== Supplied material
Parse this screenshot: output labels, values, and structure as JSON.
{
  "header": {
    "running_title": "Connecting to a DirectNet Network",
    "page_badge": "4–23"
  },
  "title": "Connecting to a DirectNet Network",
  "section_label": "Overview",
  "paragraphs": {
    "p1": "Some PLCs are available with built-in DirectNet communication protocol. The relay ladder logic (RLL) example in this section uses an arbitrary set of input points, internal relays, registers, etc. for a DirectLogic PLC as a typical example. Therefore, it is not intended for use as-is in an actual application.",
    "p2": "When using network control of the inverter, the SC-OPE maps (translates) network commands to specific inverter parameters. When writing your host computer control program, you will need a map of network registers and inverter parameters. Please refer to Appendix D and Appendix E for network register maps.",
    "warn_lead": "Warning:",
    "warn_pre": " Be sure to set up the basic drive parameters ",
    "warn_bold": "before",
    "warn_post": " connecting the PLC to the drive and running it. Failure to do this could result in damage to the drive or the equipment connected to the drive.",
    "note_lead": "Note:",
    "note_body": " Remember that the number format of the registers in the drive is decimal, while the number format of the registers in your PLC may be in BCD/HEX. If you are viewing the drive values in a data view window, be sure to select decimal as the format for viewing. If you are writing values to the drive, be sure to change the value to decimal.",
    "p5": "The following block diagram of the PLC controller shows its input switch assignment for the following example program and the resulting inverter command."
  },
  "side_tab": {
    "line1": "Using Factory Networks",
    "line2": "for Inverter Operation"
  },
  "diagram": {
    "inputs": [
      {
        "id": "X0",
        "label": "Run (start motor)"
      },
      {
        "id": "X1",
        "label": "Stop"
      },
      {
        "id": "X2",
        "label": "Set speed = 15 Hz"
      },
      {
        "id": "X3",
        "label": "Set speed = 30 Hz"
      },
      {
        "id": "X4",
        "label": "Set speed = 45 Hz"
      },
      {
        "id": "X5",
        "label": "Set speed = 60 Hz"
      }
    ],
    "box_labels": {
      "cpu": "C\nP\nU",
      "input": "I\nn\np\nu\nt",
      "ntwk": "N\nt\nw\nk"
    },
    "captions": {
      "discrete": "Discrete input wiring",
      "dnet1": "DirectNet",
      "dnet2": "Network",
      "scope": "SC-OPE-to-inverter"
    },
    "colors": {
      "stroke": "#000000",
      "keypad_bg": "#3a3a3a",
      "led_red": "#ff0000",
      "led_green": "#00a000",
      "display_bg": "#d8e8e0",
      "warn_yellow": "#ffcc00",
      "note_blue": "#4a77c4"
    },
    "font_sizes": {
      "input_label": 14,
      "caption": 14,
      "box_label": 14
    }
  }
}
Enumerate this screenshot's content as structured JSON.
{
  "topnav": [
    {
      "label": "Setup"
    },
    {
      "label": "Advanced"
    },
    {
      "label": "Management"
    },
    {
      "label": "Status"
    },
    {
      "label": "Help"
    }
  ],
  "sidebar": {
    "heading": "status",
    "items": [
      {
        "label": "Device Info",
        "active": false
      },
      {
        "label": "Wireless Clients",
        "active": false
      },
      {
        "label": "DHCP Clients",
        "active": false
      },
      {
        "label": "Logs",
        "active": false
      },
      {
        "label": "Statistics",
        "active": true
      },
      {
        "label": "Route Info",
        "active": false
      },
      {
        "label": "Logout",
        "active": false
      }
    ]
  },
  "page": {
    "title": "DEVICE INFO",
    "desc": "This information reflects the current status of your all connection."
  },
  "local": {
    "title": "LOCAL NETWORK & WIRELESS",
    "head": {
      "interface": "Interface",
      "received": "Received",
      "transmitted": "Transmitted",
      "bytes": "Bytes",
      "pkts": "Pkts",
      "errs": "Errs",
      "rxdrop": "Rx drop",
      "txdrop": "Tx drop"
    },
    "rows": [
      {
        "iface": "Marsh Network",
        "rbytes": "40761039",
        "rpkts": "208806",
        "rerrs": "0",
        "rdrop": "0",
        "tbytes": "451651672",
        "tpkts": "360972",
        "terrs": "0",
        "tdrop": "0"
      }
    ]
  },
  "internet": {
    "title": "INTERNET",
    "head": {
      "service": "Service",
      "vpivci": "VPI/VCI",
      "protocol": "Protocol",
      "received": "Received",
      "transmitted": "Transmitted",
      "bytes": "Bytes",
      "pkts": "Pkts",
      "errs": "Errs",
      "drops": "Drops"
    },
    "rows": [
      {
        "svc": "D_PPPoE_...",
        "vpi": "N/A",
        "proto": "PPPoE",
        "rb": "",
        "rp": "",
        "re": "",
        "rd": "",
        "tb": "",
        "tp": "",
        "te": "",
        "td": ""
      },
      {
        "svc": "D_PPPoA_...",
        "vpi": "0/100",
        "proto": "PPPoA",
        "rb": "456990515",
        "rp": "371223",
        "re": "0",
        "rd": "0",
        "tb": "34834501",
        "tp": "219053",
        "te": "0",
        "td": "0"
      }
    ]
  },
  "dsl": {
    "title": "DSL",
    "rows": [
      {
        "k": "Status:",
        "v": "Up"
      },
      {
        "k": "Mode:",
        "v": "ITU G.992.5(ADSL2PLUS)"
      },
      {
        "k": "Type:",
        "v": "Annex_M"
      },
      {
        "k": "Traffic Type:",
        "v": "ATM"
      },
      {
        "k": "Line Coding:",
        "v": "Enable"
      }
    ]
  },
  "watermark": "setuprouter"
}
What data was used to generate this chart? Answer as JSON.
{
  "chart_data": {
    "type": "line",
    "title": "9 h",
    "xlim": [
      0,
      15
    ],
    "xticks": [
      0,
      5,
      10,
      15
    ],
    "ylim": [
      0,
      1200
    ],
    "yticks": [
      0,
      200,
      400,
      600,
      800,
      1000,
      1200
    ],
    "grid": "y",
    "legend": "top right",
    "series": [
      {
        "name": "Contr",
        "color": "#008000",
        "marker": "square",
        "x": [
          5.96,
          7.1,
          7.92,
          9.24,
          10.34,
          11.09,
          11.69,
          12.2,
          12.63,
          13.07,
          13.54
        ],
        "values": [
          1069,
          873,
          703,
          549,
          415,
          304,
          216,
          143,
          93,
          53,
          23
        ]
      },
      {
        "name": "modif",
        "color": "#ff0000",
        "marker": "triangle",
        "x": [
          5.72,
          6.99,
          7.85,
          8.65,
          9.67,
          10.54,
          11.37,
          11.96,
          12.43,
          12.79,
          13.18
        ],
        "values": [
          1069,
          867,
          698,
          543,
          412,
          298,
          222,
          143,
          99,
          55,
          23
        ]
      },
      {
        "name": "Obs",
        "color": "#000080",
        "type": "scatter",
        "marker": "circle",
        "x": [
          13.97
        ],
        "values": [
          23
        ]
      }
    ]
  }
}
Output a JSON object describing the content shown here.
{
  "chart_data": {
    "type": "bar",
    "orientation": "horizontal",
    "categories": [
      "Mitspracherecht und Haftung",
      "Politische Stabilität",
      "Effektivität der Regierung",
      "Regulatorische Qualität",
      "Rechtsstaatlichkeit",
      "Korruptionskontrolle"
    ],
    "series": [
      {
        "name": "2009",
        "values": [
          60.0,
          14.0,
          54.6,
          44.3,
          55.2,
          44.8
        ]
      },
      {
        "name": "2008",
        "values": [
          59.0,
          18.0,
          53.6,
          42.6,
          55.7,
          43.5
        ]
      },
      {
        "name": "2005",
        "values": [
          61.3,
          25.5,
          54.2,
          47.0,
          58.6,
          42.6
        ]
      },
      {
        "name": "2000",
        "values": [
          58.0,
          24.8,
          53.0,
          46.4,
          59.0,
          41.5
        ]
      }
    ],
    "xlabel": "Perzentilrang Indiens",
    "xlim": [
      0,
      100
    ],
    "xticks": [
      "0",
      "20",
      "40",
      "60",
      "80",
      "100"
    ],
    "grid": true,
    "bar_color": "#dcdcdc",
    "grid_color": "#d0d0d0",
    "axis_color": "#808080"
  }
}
====
[Instruction]:
Reproduce the material above, every line of it, exactly.

[Written response]:
Parse this screenshot: output labels, values, and structure as JSON.
{
  "header": {
    "running_title": "Connecting to a DirectNet Network",
    "page_badge": "4–23"
  },
  "title": "Connecting to a DirectNet Network",
  "section_label": "Overview",
  "paragraphs": {
    "p1": "Some PLCs are available with built-in DirectNet communication protocol. The relay ladder logic (RLL) example in this section uses an arbitrary set of input points, internal relays, registers, etc. for a DirectLogic PLC as a typical example. Therefore, it is not intended for use as-is in an actual application.",
    "p2": "When using network control of the inverter, the SC-OPE maps (translates) network commands to specific inverter parameters. When writing your host computer control program, you will need a map of network registers and inverter parameters. Please refer to Appendix D and Appendix E for network register maps.",
    "warn_lead": "Warning:",
    "warn_pre": " Be sure to set up the basic drive parameters ",
    "warn_bold": "before",
    "warn_post": " connecting the PLC to the drive and running it. Failure to do this could result in damage to the drive or the equipment connected to the drive.",
    "note_lead": "Note:",
    "note_body": " Remember that the number format of the registers in the drive is decimal, while the number format of the registers in your PLC may be in BCD/HEX. If you are viewing the drive values in a data view window, be sure to select decimal as the format for viewing. If you are writing values to the drive, be sure to change the value to decimal.",
    "p5": "The following block diagram of the PLC controller shows its input switch assignment for the following example program and the resulting inverter command."
  },
  "side_tab": {
    "line1": "Using Factory Networks",
    "line2": "for Inverter Operation"
  },
  "diagram": {
    "inputs": [
      {
        "id": "X0",
        "label": "Run (start motor)"
      },
      {
        "id": "X1",
        "label": "Stop"
      },
      {
        "id": "X2",
        "label": "Set speed = 15 Hz"
      },
      {
        "id": "X3",
        "label": "Set speed = 30 Hz"
      },
      {
        "id": "X4",
        "label": "Set speed = 45 Hz"
      },
      {
        "id": "X5",
        "label": "Set speed = 60 Hz"
      }
    ],
    "box_labels": {
      "cpu": "C\nP\nU",
      "input": "I\nn\np\nu\nt",
      "ntwk": "N\nt\nw\nk"
    },
    "captions": {
      "discrete": "Discrete input wiring",
      "dnet1": "DirectNet",
      "dnet2": "Network",
      "scope": "SC-OPE-to-inverter"
    },
    "colors": {
      "stroke": "#000000",
      "keypad_bg": "#3a3a3a",
      "led_red": "#ff0000",
      "led_green": "#00a000",
      "display_bg": "#d8e8e0",
      "warn_yellow": "#ffcc00",
      "note_blue": "#4a77c4"
    },
    "font_sizes": {
      "input_label": 14,
      "caption": 14,
      "box_label": 14
    }
  }
}
Enumerate this screenshot's content as structured JSON.
{
  "topnav": [
    {
      "label": "Setup"
    },
    {
      "label": "Advanced"
    },
    {
      "label": "Management"
    },
    {
      "label": "Status"
    },
    {
      "label": "Help"
    }
  ],
  "sidebar": {
    "heading": "status",
    "items": [
      {
        "label": "Device Info",
        "active": false
      },
      {
        "label": "Wireless Clients",
        "active": false
      },
      {
        "label": "DHCP Clients",
        "active": false
      },
      {
        "label": "Logs",
        "active": false
      },
      {
        "label": "Statistics",
        "active": true
      },
      {
        "label": "Route Info",
        "active": false
      },
      {
        "label": "Logout",
        "active": false
      }
    ]
  },
  "page": {
    "title": "DEVICE INFO",
    "desc": "This information reflects the current status of your all connection."
  },
  "local": {
    "title": "LOCAL NETWORK & WIRELESS",
    "head": {
      "interface": "Interface",
      "received": "Received",
      "transmitted": "Transmitted",
      "bytes": "Bytes",
      "pkts": "Pkts",
      "errs": "Errs",
      "rxdrop": "Rx drop",
      "txdrop": "Tx drop"
    },
    "rows": [
      {
        "iface": "Marsh Network",
        "rbytes": "40761039",
        "rpkts": "208806",
        "rerrs": "0",
        "rdrop": "0",
        "tbytes": "451651672",
        "tpkts": "360972",
        "terrs": "0",
        "tdrop": "0"
      }
    ]
  },
  "internet": {
    "title": "INTERNET",
    "head": {
      "service": "Service",
      "vpivci": "VPI/VCI",
      "protocol": "Protocol",
      "received": "Received",
      "transmitted": "Transmitted",
      "bytes": "Bytes",
      "pkts": "Pkts",
      "errs": "Errs",
      "drops": "Drops"
    },
    "rows": [
      {
        "svc": "D_PPPoE_...",
        "vpi": "N/A",
        "proto": "PPPoE",
        "rb": "",
        "rp": "",
        "re": "",
        "rd": "",
        "tb": "",
        "tp": "",
        "te": "",
        "td": ""
      },
      {
        "svc": "D_PPPoA_...",
        "vpi": "0/100",
        "proto": "PPPoA",
        "rb": "456990515",
        "rp": "371223",
        "re": "0",
        "rd": "0",
        "tb": "34834501",
        "tp": "219053",
        "te": "0",
        "td": "0"
      }
    ]
  },
  "dsl": {
    "title": "DSL",
    "rows": [
      {
        "k": "Status:",
        "v": "Up"
      },
      {
        "k": "Mode:",
        "v": "ITU G.992.5(ADSL2PLUS)"
      },
      {
        "k": "Type:",
        "v": "Annex_M"
      },
      {
        "k": "Traffic Type:",
        "v": "ATM"
      },
      {
        "k": "Line Coding:",
        "v": "Enable"
      }
    ]
  },
  "watermark": "setuprouter"
}
What data was used to generate this chart? Answer as JSON.
{
  "chart_data": {
    "type": "line",
    "title": "9 h",
    "xlim": [
      0,
      15
    ],
    "xticks": [
      0,
      5,
      10,
      15
    ],
    "ylim": [
      0,
      1200
    ],
    "yticks": [
      0,
      200,
      400,
      600,
      800,
      1000,
      1200
    ],
    "grid": "y",
    "legend": "top right",
    "series": [
      {
        "name": "Contr",
        "color": "#008000",
        "marker": "square",
        "x": [
          5.96,
          7.1,
          7.92,
          9.24,
          10.34,
          11.09,
          11.69,
          12.2,
          12.63,
          13.07,
          13.54
        ],
        "values": [
          1069,
          873,
          703,
          549,
          415,
          304,
          216,
          143,
          93,
          53,
          23
        ]
      },
      {
        "name": "modif",
        "color": "#ff0000",
        "marker": "triangle",
        "x": [
          5.72,
          6.99,
          7.85,
          8.65,
          9.67,
          10.54,
          11.37,
          11.96,
          12.43,
          12.79,
          13.18
        ],
        "values": [
          1069,
          867,
          698,
          543,
          412,
          298,
          222,
          143,
          99,
          55,
          23
        ]
      },
      {
        "name": "Obs",
        "color": "#000080",
        "type": "scatter",
        "marker": "circle",
        "x": [
          13.97
        ],
        "values": [
          23
        ]
      }
    ]
  }
}
Output a JSON object describing the content shown here.
{
  "chart_data": {
    "type": "bar",
    "orientation": "horizontal",
    "categories": [
      "Mitspracherecht und Haftung",
      "Politische Stabilität",
      "Effektivität der Regierung",
      "Regulatorische Qualität",
      "Rechtsstaatlichkeit",
      "Korruptionskontrolle"
    ],
    "series": [
      {
        "name": "2009",
        "values": [
          60.0,
          14.0,
          54.6,
          44.3,
          55.2,
          44.8
        ]
      },
      {
        "name": "2008",
        "values": [
          59.0,
          18.0,
          53.6,
          42.6,
          55.7,
          43.5
        ]
      },
      {
        "name": "2005",
        "values": [
          61.3,
          25.5,
          54.2,
          47.0,
          58.6,
          42.6
        ]
      },
      {
        "name": "2000",
        "values": [
          58.0,
          24.8,
          53.0,
          46.4,
          59.0,
          41.5
        ]
      }
    ],
    "xlabel": "Perzentilrang Indiens",
    "xlim": [
      0,
      100
    ],
    "xticks": [
      "0",
      "20",
      "40",
      "60",
      "80",
      "100"
    ],
    "grid": true,
    "bar_color": "#dcdcdc",
    "grid_color": "#d0d0d0",
    "axis_color": "#808080"
  }
}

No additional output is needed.